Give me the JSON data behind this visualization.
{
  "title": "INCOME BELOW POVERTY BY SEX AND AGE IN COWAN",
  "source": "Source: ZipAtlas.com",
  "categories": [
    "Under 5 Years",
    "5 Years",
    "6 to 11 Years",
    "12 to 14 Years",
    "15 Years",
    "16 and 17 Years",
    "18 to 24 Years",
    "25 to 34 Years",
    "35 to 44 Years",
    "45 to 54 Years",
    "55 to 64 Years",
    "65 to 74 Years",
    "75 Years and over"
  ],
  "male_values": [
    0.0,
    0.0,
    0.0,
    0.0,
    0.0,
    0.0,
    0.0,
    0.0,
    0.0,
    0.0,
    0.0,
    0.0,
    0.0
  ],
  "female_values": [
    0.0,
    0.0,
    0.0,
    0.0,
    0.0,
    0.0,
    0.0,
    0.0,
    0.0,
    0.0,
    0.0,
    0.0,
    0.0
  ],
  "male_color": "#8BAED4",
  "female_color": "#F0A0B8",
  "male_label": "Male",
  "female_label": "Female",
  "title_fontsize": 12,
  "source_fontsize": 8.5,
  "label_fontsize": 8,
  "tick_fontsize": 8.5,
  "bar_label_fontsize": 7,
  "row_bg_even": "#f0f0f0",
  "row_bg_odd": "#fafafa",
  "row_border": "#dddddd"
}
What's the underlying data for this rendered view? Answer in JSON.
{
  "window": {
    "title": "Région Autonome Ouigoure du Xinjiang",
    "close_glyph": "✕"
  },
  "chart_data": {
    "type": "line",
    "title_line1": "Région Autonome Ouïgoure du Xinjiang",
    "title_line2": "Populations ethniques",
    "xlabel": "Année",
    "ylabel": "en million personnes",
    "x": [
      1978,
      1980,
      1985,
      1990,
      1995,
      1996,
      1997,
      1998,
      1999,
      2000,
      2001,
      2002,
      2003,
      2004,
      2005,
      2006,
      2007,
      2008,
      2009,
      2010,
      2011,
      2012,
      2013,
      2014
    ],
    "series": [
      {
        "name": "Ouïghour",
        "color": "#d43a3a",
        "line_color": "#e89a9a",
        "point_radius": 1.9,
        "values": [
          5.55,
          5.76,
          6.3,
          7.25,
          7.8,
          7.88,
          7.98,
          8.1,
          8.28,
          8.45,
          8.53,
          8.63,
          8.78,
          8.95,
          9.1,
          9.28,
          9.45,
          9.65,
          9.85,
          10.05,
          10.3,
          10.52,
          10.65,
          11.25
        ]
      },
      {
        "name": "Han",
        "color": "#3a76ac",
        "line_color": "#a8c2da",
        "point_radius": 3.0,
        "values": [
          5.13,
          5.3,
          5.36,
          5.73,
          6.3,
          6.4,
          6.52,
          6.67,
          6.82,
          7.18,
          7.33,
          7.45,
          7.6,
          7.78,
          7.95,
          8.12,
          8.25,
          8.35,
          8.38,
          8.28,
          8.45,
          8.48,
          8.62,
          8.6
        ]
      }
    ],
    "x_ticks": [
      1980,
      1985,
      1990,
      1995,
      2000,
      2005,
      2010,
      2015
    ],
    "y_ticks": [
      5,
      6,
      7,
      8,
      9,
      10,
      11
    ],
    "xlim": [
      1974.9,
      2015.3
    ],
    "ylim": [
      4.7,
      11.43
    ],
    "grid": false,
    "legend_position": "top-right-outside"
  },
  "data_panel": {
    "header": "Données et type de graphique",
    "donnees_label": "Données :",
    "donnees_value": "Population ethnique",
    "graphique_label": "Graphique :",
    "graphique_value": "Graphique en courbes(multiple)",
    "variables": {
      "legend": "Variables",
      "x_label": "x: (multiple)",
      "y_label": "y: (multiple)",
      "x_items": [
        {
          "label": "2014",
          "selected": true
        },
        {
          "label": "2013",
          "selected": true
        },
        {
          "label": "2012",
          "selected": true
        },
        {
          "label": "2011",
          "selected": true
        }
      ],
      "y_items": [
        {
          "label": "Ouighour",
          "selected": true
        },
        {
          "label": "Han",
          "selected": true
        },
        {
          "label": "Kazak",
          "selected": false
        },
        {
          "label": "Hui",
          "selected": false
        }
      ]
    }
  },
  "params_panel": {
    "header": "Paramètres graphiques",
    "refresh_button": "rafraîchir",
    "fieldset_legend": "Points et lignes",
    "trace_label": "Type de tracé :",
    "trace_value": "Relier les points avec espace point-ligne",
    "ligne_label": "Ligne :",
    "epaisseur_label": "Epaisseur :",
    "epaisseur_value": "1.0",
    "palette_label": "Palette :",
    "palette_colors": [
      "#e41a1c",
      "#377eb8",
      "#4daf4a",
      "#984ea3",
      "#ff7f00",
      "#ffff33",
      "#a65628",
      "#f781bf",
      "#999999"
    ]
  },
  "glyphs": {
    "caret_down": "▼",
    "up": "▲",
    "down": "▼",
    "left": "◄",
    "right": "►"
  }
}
--- --- ---
— Your goal —
Return every entry verbatim.

— Response to the exercise —
Give me the JSON data behind this visualization.
{
  "title": "INCOME BELOW POVERTY BY SEX AND AGE IN COWAN",
  "source": "Source: ZipAtlas.com",
  "categories": [
    "Under 5 Years",
    "5 Years",
    "6 to 11 Years",
    "12 to 14 Years",
    "15 Years",
    "16 and 17 Years",
    "18 to 24 Years",
    "25 to 34 Years",
    "35 to 44 Years",
    "45 to 54 Years",
    "55 to 64 Years",
    "65 to 74 Years",
    "75 Years and over"
  ],
  "male_values": [
    0.0,
    0.0,
    0.0,
    0.0,
    0.0,
    0.0,
    0.0,
    0.0,
    0.0,
    0.0,
    0.0,
    0.0,
    0.0
  ],
  "female_values": [
    0.0,
    0.0,
    0.0,
    0.0,
    0.0,
    0.0,
    0.0,
    0.0,
    0.0,
    0.0,
    0.0,
    0.0,
    0.0
  ],
  "male_color": "#8BAED4",
  "female_color": "#F0A0B8",
  "male_label": "Male",
  "female_label": "Female",
  "title_fontsize": 12,
  "source_fontsize": 8.5,
  "label_fontsize": 8,
  "tick_fontsize": 8.5,
  "bar_label_fontsize": 7,
  "row_bg_even": "#f0f0f0",
  "row_bg_odd": "#fafafa",
  "row_border": "#dddddd"
}
What's the underlying data for this rendered view? Answer in JSON.
{
  "window": {
    "title": "Région Autonome Ouigoure du Xinjiang",
    "close_glyph": "✕"
  },
  "chart_data": {
    "type": "line",
    "title_line1": "Région Autonome Ouïgoure du Xinjiang",
    "title_line2": "Populations ethniques",
    "xlabel": "Année",
    "ylabel": "en million personnes",
    "x": [
      1978,
      1980,
      1985,
      1990,
      1995,
      1996,
      1997,
      1998,
      1999,
      2000,
      2001,
      2002,
      2003,
      2004,
      2005,
      2006,
      2007,
      2008,
      2009,
      2010,
      2011,
      2012,
      2013,
      2014
    ],
    "series": [
      {
        "name": "Ouïghour",
        "color": "#d43a3a",
        "line_color": "#e89a9a",
        "point_radius": 1.9,
        "values": [
          5.55,
          5.76,
          6.3,
          7.25,
          7.8,
          7.88,
          7.98,
          8.1,
          8.28,
          8.45,
          8.53,
          8.63,
          8.78,
          8.95,
          9.1,
          9.28,
          9.45,
          9.65,
          9.85,
          10.05,
          10.3,
          10.52,
          10.65,
          11.25
        ]
      },
      {
        "name": "Han",
        "color": "#3a76ac",
        "line_color": "#a8c2da",
        "point_radius": 3.0,
        "values": [
          5.13,
          5.3,
          5.36,
          5.73,
          6.3,
          6.4,
          6.52,
          6.67,
          6.82,
          7.18,
          7.33,
          7.45,
          7.6,
          7.78,
          7.95,
          8.12,
          8.25,
          8.35,
          8.38,
          8.28,
          8.45,
          8.48,
          8.62,
          8.6
        ]
      }
    ],
    "x_ticks": [
      1980,
      1985,
      1990,
      1995,
      2000,
      2005,
      2010,
      2015
    ],
    "y_ticks": [
      5,
      6,
      7,
      8,
      9,
      10,
      11
    ],
    "xlim": [
      1974.9,
      2015.3
    ],
    "ylim": [
      4.7,
      11.43
    ],
    "grid": false,
    "legend_position": "top-right-outside"
  },
  "data_panel": {
    "header": "Données et type de graphique",
    "donnees_label": "Données :",
    "donnees_value": "Population ethnique",
    "graphique_label": "Graphique :",
    "graphique_value": "Graphique en courbes(multiple)",
    "variables": {
      "legend": "Variables",
      "x_label": "x: (multiple)",
      "y_label": "y: (multiple)",
      "x_items": [
        {
          "label": "2014",
          "selected": true
        },
        {
          "label": "2013",
          "selected": true
        },
        {
          "label": "2012",
          "selected": true
        },
        {
          "label": "2011",
          "selected": true
        }
      ],
      "y_items": [
        {
          "label": "Ouighour",
          "selected": true
        },
        {
          "label": "Han",
          "selected": true
        },
        {
          "label": "Kazak",
          "selected": false
        },
        {
          "label": "Hui",
          "selected": false
        }
      ]
    }
  },
  "params_panel": {
    "header": "Paramètres graphiques",
    "refresh_button": "rafraîchir",
    "fieldset_legend": "Points et lignes",
    "trace_label": "Type de tracé :",
    "trace_value": "Relier les points avec espace point-ligne",
    "ligne_label": "Ligne :",
    "epaisseur_label": "Epaisseur :",
    "epaisseur_value": "1.0",
    "palette_label": "Palette :",
    "palette_colors": [
      "#e41a1c",
      "#377eb8",
      "#4daf4a",
      "#984ea3",
      "#ff7f00",
      "#ffff33",
      "#a65628",
      "#f781bf",
      "#999999"
    ]
  },
  "glyphs": {
    "caret_down": "▼",
    "up": "▲",
    "down": "▼",
    "left": "◄",
    "right": "►"
  }
}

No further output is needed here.